Task details - From the entries below, list each line with "content".

Data records:
━━━━━━━━━━

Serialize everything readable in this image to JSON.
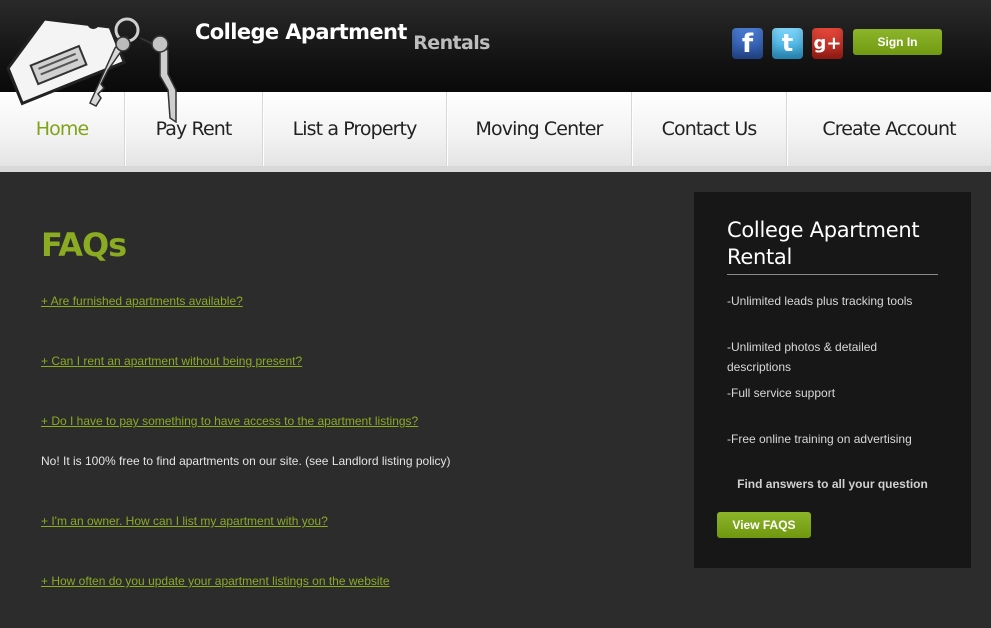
{
  "brand": {
    "main": "College Apartment",
    "sub": "Rentals"
  },
  "social": [
    {
      "name": "facebook",
      "glyph": "f"
    },
    {
      "name": "twitter",
      "glyph": "t"
    },
    {
      "name": "google-plus",
      "glyph": "g+"
    }
  ],
  "header": {
    "signin_label": "Sign In"
  },
  "nav": [
    {
      "label": "Home",
      "active": true
    },
    {
      "label": "Pay Rent"
    },
    {
      "label": "List a Property"
    },
    {
      "label": "Moving Center"
    },
    {
      "label": "Contact Us"
    },
    {
      "label": "Create Account"
    }
  ],
  "main": {
    "title": "FAQs",
    "faqs": [
      {
        "question": "+ Are furnished apartments available?"
      },
      {
        "question": "+ Can I rent an apartment without being present?"
      },
      {
        "question": "+ Do I have to pay something to have access to the apartment listings?",
        "answer": "No! It is 100% free to find apartments on our site. (see Landlord listing policy)"
      },
      {
        "question": "+ I'm an owner. How can I list my apartment with you?"
      },
      {
        "question": "+ How often do you update your apartment listings on the website"
      }
    ]
  },
  "sidebar": {
    "title": "College Apartment Rental",
    "items": [
      "-Unlimited leads plus tracking tools",
      "-Unlimited photos & detailed descriptions",
      "-Full service support",
      "-Free online training on advertising"
    ],
    "find_text": "Find answers to all your question",
    "button_label": "View FAQS"
  },
  "colors": {
    "accent": "#8aab22",
    "button": "#7fa318",
    "background": "#2c2c2c",
    "sidebar": "#171717"
  }
}
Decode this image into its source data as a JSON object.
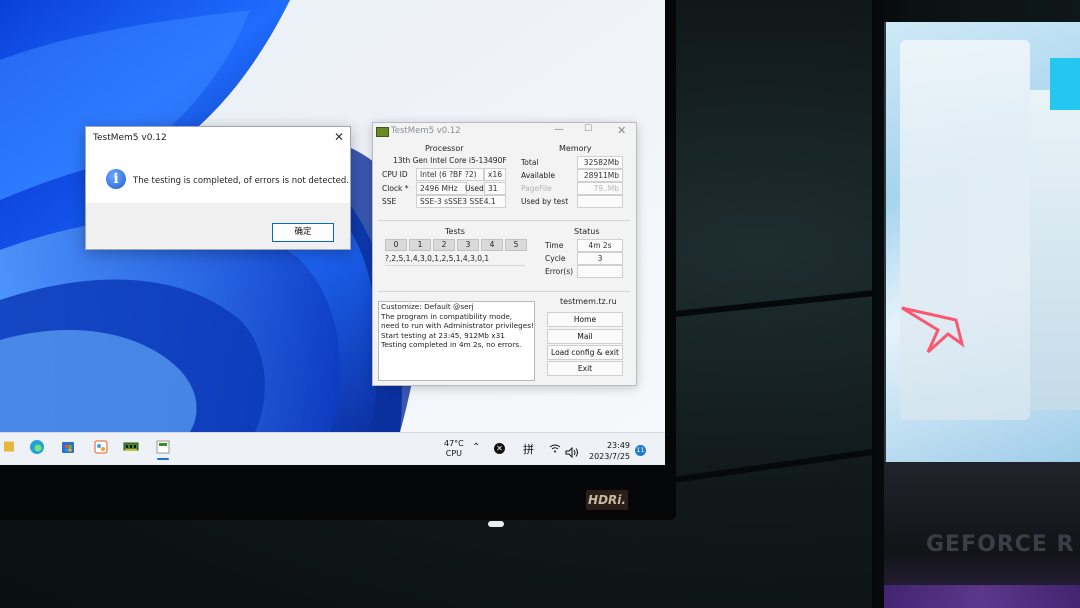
{
  "dialog": {
    "title": "TestMem5 v0.12",
    "close_glyph": "✕",
    "message": "The testing is completed, of errors is not detected.",
    "ok_label": "确定",
    "icon": "info-icon"
  },
  "testmem": {
    "title": "TestMem5 v0.12",
    "processor": {
      "heading": "Processor",
      "name": "13th Gen Intel Core i5-13490F",
      "cpu_id_label": "CPU ID",
      "cpu_id": "Intel  (6 ?BF ?2)",
      "threads": "x16",
      "clock_label": "Clock *",
      "clock": "2496 MHz",
      "used_label": "Used",
      "used": "31",
      "sse_label": "SSE",
      "sse": "SSE-3 sSSE3 SSE4.1"
    },
    "memory": {
      "heading": "Memory",
      "total_label": "Total",
      "total": "32582Mb",
      "available_label": "Available",
      "available": "28911Mb",
      "pagefile_label": "PageFile",
      "pagefile": "79..Mb",
      "used_by_test_label": "Used by test",
      "used_by_test": ""
    },
    "tests": {
      "heading": "Tests",
      "columns": [
        "0",
        "1",
        "2",
        "3",
        "4",
        "5"
      ],
      "sequence": "?,2,5,1,4,3,0,1,2,5,1,4,3,0,1"
    },
    "status": {
      "heading": "Status",
      "time_label": "Time",
      "time": "4m 2s",
      "cycle_label": "Cycle",
      "cycle": "3",
      "errors_label": "Error(s)",
      "errors": ""
    },
    "log": [
      "Customize: Default @serj",
      "The program in compatibility mode,",
      "need to run with Administrator privileges!",
      "Start testing at 23:45, 912Mb x31",
      "Testing completed in 4m 2s, no errors."
    ],
    "site": "testmem.tz.ru",
    "buttons": {
      "home": "Home",
      "mail": "Mail",
      "load": "Load config & exit",
      "exit": "Exit"
    }
  },
  "taskbar": {
    "temp": "47°C",
    "temp_label": "CPU",
    "ime": "拼",
    "time": "23:49",
    "date": "2023/7/25",
    "notification_count": "11",
    "icons": [
      "folder-icon",
      "edge-icon",
      "store-icon",
      "paint-icon",
      "ram-chip-icon",
      "testmem-icon"
    ]
  },
  "hardware": {
    "monitor_brand": "HDRi.",
    "gpu_label": "GEFORCE R"
  }
}
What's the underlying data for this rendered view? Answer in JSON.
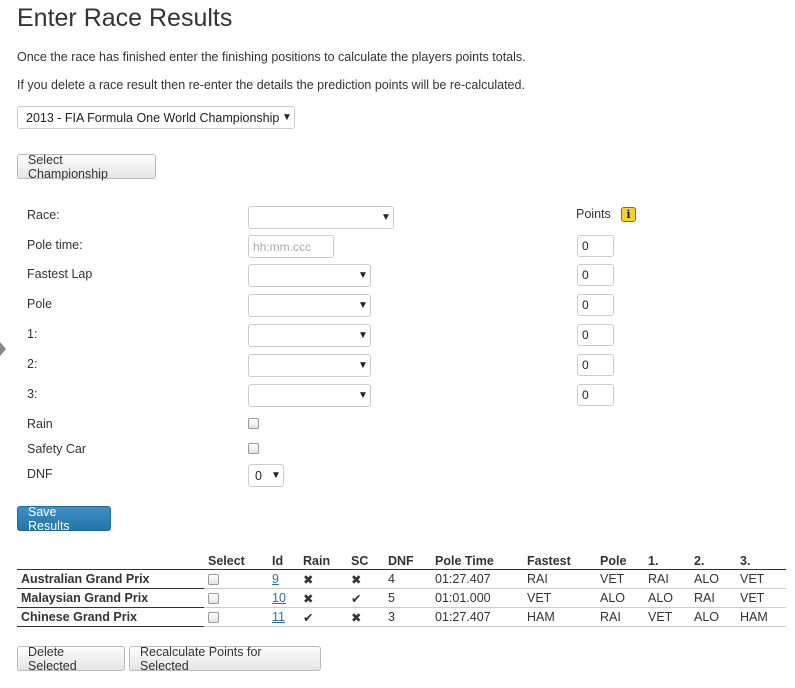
{
  "title": "Enter Race Results",
  "intro": {
    "line1": "Once the race has finished enter the finishing positions to calculate the players points totals.",
    "line2": "If you delete a race result then re-enter the details the prediction points will be re-calculated."
  },
  "championship_select": {
    "value": "2013 - FIA Formula One World Championship"
  },
  "select_championship_label": "Select Championship",
  "form": {
    "race_label": "Race:",
    "race_value": "",
    "points_header": "Points",
    "pole_time_label": "Pole time:",
    "pole_time_placeholder": "hh:mm.ccc",
    "fastest_lap_label": "Fastest Lap",
    "pole_label": "Pole",
    "first_label": "1:",
    "second_label": "2:",
    "third_label": "3:",
    "rain_label": "Rain",
    "safety_car_label": "Safety Car",
    "dnf_label": "DNF",
    "dnf_value": "0",
    "points": [
      "0",
      "0",
      "0",
      "0",
      "0",
      "0"
    ]
  },
  "save_label": "Save Results",
  "table": {
    "headers": [
      "",
      "Select",
      "Id",
      "Rain",
      "SC",
      "DNF",
      "Pole Time",
      "Fastest",
      "Pole",
      "1.",
      "2.",
      "3."
    ],
    "rows": [
      {
        "name": "Australian Grand Prix",
        "id": "9",
        "rain": "✖",
        "sc": "✖",
        "dnf": "4",
        "pole_time": "01:27.407",
        "fastest": "RAI",
        "pole": "VET",
        "p1": "RAI",
        "p2": "ALO",
        "p3": "VET"
      },
      {
        "name": "Malaysian Grand Prix",
        "id": "10",
        "rain": "✖",
        "sc": "✔",
        "dnf": "5",
        "pole_time": "01:01.000",
        "fastest": "VET",
        "pole": "ALO",
        "p1": "ALO",
        "p2": "RAI",
        "p3": "VET"
      },
      {
        "name": "Chinese Grand Prix",
        "id": "11",
        "rain": "✔",
        "sc": "✖",
        "dnf": "3",
        "pole_time": "01:27.407",
        "fastest": "HAM",
        "pole": "RAI",
        "p1": "VET",
        "p2": "ALO",
        "p3": "HAM"
      }
    ]
  },
  "delete_label": "Delete Selected",
  "recalc_label": "Recalculate Points for Selected"
}
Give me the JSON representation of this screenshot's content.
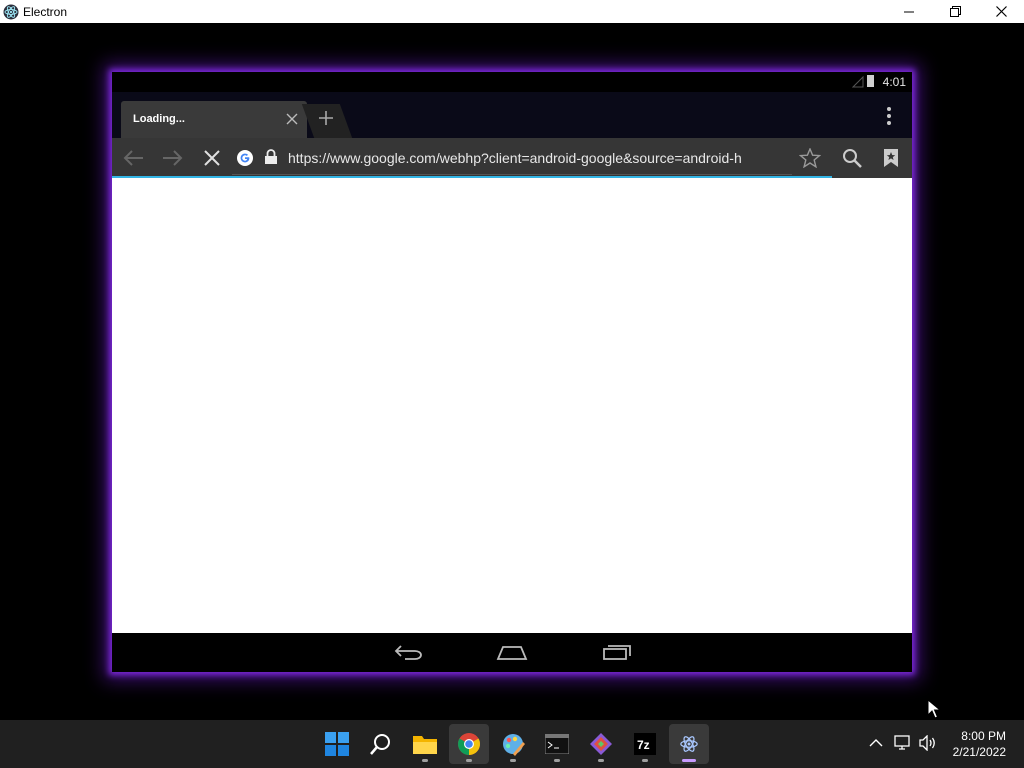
{
  "window": {
    "title": "Electron",
    "icon": "electron-icon"
  },
  "device": {
    "status_time": "4:01",
    "tab": {
      "label": "Loading..."
    },
    "url": "https://www.google.com/webhp?client=android-google&source=android-h",
    "load_progress": 0.9
  },
  "taskbar": {
    "apps": [
      "windows-start-icon",
      "search-icon",
      "file-explorer-icon",
      "chrome-icon",
      "paint-icon",
      "terminal-icon",
      "git-icon",
      "7zip-icon",
      "electron-icon"
    ],
    "time": "8:00 PM",
    "date": "2/21/2022"
  },
  "colors": {
    "accent_glow": "#7a28d8",
    "progress": "#33b5e5"
  }
}
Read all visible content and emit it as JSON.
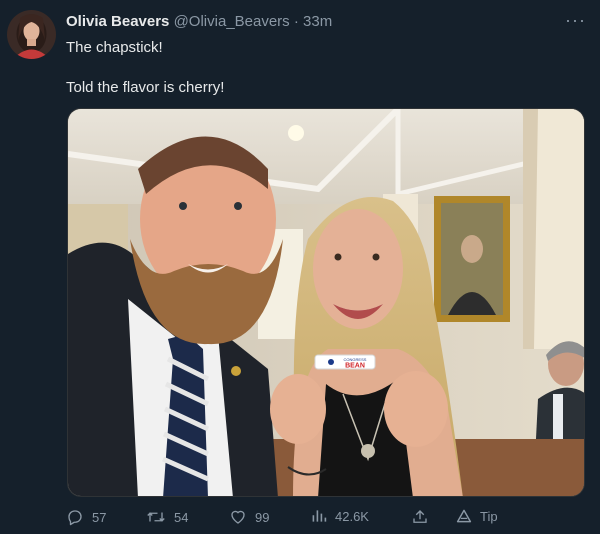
{
  "tweet": {
    "author_name": "Olivia Beavers",
    "author_handle": "@Olivia_Beavers",
    "separator": "·",
    "time": "33m",
    "more_label": "···",
    "text_line1": "The chapstick!",
    "text_line2": "Told the flavor is cherry!",
    "chapstick_label_top": "CONGRESS",
    "chapstick_label_main": "BEAN"
  },
  "actions": {
    "reply_count": "57",
    "retweet_count": "54",
    "like_count": "99",
    "views_count": "42.6K",
    "tip_label": "Tip"
  },
  "colors": {
    "background": "#15202b",
    "text_primary": "#e7e9ea",
    "text_secondary": "#8b98a5",
    "border": "#2f3336"
  },
  "icons": [
    "more-icon",
    "reply-icon",
    "retweet-icon",
    "like-icon",
    "views-icon",
    "share-icon",
    "tip-icon"
  ]
}
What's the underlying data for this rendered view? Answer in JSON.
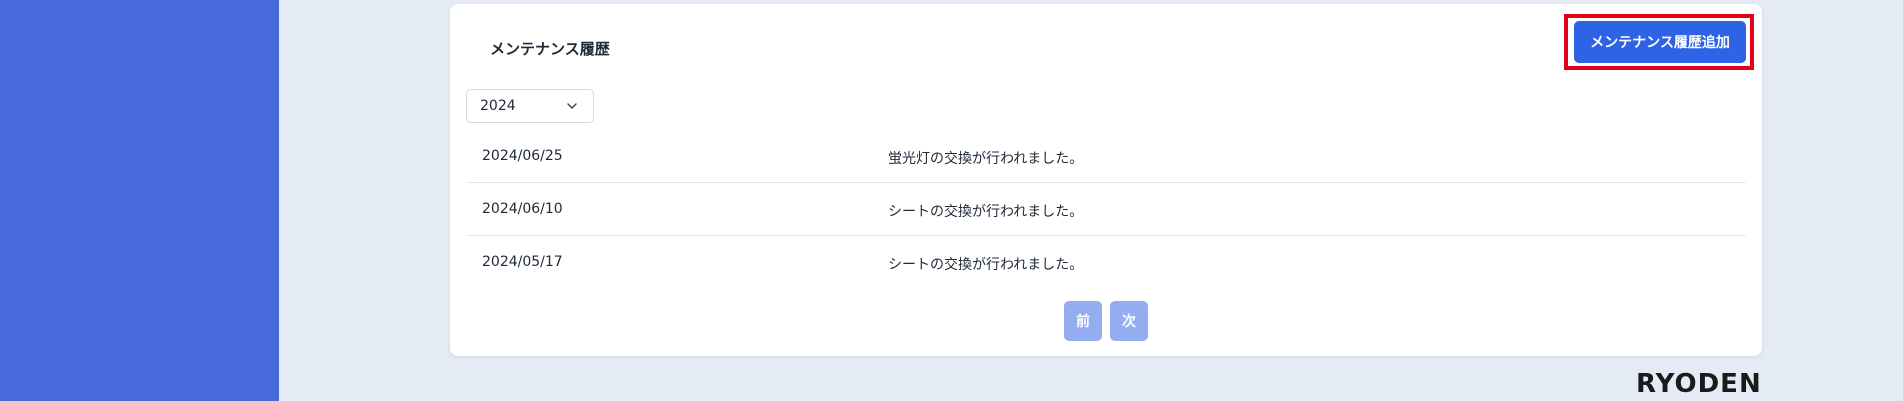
{
  "maintenance": {
    "title": "メンテナンス履歴",
    "add_button_label": "メンテナンス履歴追加",
    "year_filter": {
      "selected": "2024",
      "icon": "chevron-down-icon"
    },
    "records": [
      {
        "date": "2024/06/25",
        "description": "蛍光灯の交換が行われました。"
      },
      {
        "date": "2024/06/10",
        "description": "シートの交換が行われました。"
      },
      {
        "date": "2024/05/17",
        "description": "シートの交換が行われました。"
      }
    ],
    "pagination": {
      "prev_label": "前",
      "next_label": "次"
    }
  },
  "footer": {
    "brand": "RYODEN"
  },
  "colors": {
    "sidebar": "#4869d9",
    "background": "#e5ebf5",
    "primary_button": "#2f63e6",
    "disabled_button": "#94acf0",
    "highlight": "#e0001b"
  }
}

━━━━━━━━━━

Result of the task -
Give me the JSON representation of this screenshot's content.
Read all visible content and emit it as JSON.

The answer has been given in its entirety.